* Records supplied *

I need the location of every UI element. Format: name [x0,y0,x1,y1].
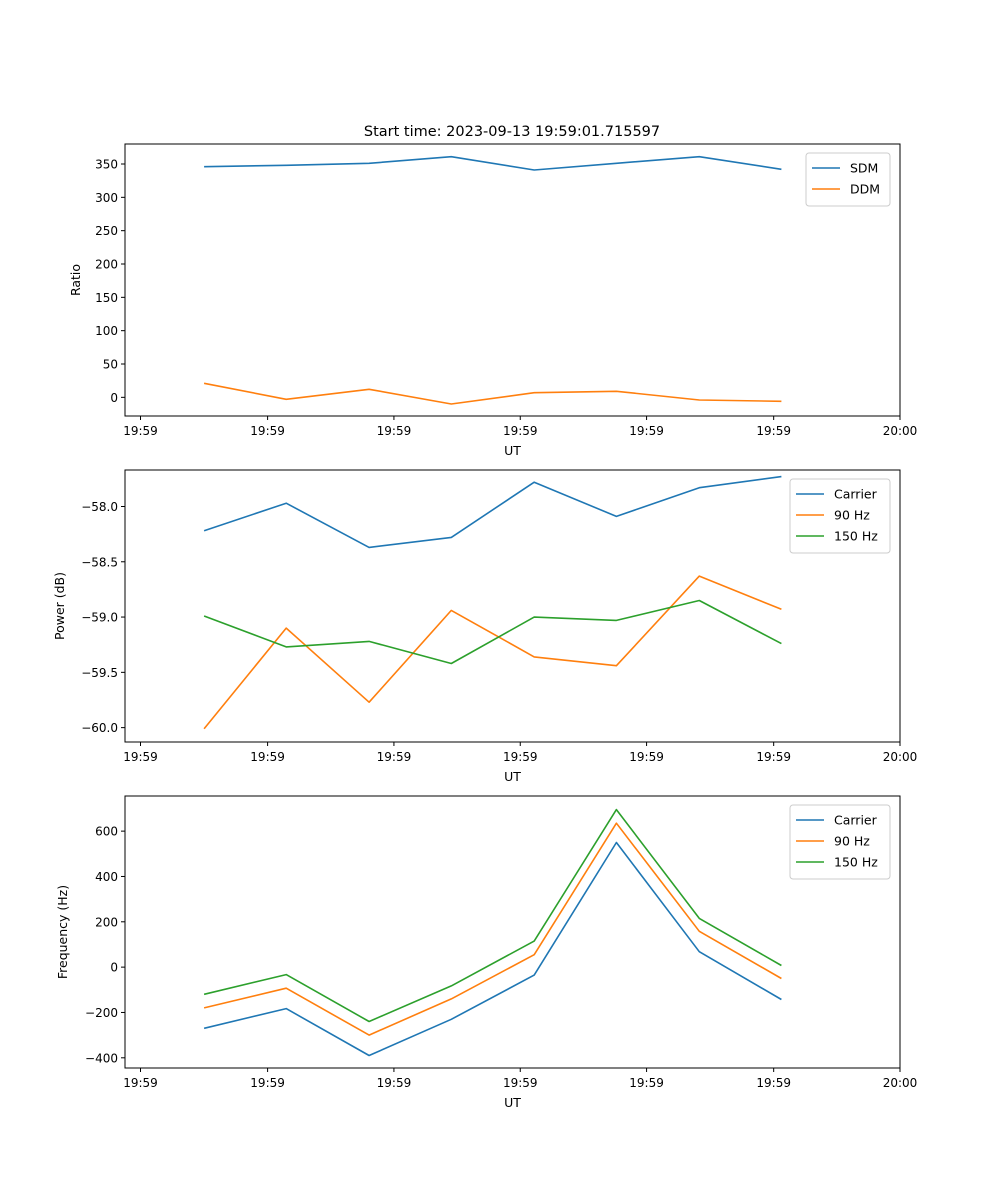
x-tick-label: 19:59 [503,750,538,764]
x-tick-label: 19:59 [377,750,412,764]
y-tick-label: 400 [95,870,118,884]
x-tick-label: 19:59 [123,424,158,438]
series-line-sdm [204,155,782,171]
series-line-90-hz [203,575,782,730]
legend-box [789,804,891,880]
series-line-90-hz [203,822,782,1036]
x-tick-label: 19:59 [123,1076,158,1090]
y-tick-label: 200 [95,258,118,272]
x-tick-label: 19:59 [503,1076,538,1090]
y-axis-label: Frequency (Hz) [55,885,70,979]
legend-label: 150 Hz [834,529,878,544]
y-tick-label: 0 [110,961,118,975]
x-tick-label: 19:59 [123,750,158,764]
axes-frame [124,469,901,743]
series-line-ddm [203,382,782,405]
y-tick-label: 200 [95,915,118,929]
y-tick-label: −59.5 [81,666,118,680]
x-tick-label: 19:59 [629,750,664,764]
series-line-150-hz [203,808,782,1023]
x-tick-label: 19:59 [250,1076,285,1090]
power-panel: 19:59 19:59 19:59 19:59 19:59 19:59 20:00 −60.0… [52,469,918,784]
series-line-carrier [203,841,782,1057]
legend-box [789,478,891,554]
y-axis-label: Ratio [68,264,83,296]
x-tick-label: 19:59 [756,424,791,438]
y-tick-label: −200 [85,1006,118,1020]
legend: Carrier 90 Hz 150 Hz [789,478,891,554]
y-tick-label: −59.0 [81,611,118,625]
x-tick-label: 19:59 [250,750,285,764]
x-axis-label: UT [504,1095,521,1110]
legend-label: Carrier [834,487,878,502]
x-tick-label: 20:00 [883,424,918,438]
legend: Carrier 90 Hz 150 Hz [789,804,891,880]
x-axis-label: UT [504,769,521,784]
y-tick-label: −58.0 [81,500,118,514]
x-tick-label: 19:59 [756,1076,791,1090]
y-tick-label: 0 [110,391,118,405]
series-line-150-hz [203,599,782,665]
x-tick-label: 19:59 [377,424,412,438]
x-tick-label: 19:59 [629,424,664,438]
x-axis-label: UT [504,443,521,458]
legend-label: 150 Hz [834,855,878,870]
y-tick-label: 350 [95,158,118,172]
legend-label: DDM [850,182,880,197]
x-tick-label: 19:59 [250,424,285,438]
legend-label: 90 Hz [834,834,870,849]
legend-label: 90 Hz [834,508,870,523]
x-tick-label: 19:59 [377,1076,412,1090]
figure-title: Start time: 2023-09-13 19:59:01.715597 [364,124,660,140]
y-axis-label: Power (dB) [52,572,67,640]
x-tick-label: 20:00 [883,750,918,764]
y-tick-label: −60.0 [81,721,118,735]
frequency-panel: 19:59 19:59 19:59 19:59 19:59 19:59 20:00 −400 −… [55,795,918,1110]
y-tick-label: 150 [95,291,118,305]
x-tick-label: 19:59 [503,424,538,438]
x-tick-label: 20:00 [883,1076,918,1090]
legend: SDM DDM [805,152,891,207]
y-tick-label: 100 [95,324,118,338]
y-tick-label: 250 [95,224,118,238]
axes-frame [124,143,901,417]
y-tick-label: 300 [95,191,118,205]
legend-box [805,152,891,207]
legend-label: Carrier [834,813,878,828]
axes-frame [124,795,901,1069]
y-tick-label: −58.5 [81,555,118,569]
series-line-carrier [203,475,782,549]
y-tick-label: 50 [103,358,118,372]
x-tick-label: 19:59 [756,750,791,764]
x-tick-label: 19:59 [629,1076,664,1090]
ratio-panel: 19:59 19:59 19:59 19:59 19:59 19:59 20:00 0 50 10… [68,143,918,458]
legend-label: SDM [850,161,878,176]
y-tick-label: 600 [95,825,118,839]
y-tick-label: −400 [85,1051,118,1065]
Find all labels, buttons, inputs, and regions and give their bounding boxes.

* * *

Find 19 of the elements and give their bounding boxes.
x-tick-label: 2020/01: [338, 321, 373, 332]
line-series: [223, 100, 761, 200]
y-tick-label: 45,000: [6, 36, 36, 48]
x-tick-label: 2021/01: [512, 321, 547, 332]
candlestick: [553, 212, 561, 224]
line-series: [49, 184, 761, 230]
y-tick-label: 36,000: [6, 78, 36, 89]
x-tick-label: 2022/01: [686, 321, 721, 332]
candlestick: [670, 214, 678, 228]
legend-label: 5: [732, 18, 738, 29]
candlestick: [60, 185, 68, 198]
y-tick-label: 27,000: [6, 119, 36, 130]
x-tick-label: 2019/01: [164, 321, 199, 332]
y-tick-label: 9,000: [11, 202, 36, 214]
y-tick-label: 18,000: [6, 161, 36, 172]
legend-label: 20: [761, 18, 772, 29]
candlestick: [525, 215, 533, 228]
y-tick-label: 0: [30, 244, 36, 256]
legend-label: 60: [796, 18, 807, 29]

* * *

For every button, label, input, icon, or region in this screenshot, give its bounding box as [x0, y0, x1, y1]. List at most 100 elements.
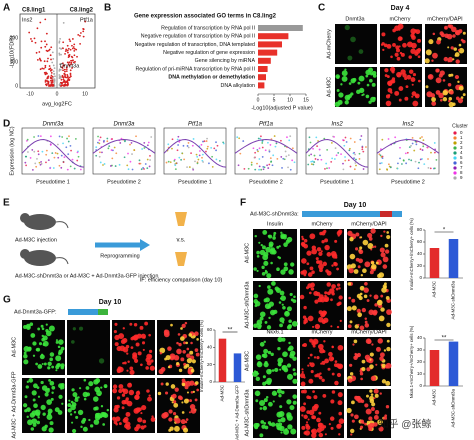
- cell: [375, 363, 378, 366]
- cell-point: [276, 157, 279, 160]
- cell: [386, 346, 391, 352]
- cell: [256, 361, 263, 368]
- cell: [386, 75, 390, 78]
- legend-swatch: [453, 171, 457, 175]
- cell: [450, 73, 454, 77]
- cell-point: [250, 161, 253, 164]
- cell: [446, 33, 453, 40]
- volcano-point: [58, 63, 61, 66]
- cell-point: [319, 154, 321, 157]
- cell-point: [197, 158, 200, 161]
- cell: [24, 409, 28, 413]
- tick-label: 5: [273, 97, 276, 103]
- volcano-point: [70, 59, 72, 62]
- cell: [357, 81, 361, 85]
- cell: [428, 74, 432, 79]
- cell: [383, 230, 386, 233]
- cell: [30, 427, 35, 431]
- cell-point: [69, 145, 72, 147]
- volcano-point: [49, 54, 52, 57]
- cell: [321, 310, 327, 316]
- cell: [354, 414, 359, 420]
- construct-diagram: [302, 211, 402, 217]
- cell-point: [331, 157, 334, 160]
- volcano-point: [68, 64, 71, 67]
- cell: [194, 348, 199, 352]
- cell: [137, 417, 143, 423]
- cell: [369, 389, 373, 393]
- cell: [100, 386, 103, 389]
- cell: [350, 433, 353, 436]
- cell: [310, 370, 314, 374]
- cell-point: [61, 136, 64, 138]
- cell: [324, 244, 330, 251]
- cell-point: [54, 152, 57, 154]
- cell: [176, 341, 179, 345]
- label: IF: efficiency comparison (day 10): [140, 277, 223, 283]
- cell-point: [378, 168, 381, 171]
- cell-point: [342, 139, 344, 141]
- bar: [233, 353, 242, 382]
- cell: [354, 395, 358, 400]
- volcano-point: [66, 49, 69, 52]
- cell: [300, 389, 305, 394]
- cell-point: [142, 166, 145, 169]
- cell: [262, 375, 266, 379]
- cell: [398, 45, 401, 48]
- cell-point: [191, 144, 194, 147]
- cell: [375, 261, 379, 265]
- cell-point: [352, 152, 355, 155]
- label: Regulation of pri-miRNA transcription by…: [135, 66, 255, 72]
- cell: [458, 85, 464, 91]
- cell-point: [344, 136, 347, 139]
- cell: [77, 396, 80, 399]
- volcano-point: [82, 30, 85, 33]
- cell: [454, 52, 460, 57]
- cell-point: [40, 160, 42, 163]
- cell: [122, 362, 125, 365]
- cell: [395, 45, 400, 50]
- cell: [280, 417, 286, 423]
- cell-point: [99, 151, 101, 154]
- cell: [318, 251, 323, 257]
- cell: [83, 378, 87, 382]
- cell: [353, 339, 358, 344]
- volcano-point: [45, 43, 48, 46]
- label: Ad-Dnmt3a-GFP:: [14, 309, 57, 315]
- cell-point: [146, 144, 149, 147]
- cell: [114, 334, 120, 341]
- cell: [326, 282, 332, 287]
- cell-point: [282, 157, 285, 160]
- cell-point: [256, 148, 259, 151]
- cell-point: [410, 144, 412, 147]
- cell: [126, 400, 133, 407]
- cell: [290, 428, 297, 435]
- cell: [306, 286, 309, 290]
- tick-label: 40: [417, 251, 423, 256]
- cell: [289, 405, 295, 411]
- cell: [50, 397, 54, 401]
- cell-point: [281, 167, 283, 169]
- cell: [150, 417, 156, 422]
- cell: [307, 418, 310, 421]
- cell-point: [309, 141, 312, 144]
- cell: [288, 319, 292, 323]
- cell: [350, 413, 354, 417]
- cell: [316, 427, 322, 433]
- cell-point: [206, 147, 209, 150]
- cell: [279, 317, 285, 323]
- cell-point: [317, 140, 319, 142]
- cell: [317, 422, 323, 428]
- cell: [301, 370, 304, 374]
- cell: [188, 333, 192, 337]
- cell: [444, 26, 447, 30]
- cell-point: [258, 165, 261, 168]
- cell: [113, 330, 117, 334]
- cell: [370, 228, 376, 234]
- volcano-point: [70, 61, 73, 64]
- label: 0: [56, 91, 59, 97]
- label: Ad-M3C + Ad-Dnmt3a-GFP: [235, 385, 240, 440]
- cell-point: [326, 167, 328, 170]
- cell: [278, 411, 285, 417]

* The request *
Please copy the rows exactly as they appear, from the line containing "Find 19 of the" through the line containing "legend-label: 60: [796, 18, 807, 29]", keeping both of those lines.

* Result of this exercise *
Find 19 of the elements and give their bounding boxes.
x-tick-label: 2020/01: [338, 321, 373, 332]
line-series: [223, 100, 761, 200]
y-tick-label: 45,000: [6, 36, 36, 48]
x-tick-label: 2021/01: [512, 321, 547, 332]
candlestick: [553, 212, 561, 224]
line-series: [49, 184, 761, 230]
y-tick-label: 36,000: [6, 78, 36, 89]
x-tick-label: 2022/01: [686, 321, 721, 332]
candlestick: [670, 214, 678, 228]
legend-label: 5: [732, 18, 738, 29]
candlestick: [60, 185, 68, 198]
y-tick-label: 27,000: [6, 119, 36, 130]
x-tick-label: 2019/01: [164, 321, 199, 332]
y-tick-label: 9,000: [11, 202, 36, 214]
y-tick-label: 18,000: [6, 161, 36, 172]
legend-label: 20: [761, 18, 772, 29]
candlestick: [525, 215, 533, 228]
y-tick-label: 0: [30, 244, 36, 256]
legend-label: 60: [796, 18, 807, 29]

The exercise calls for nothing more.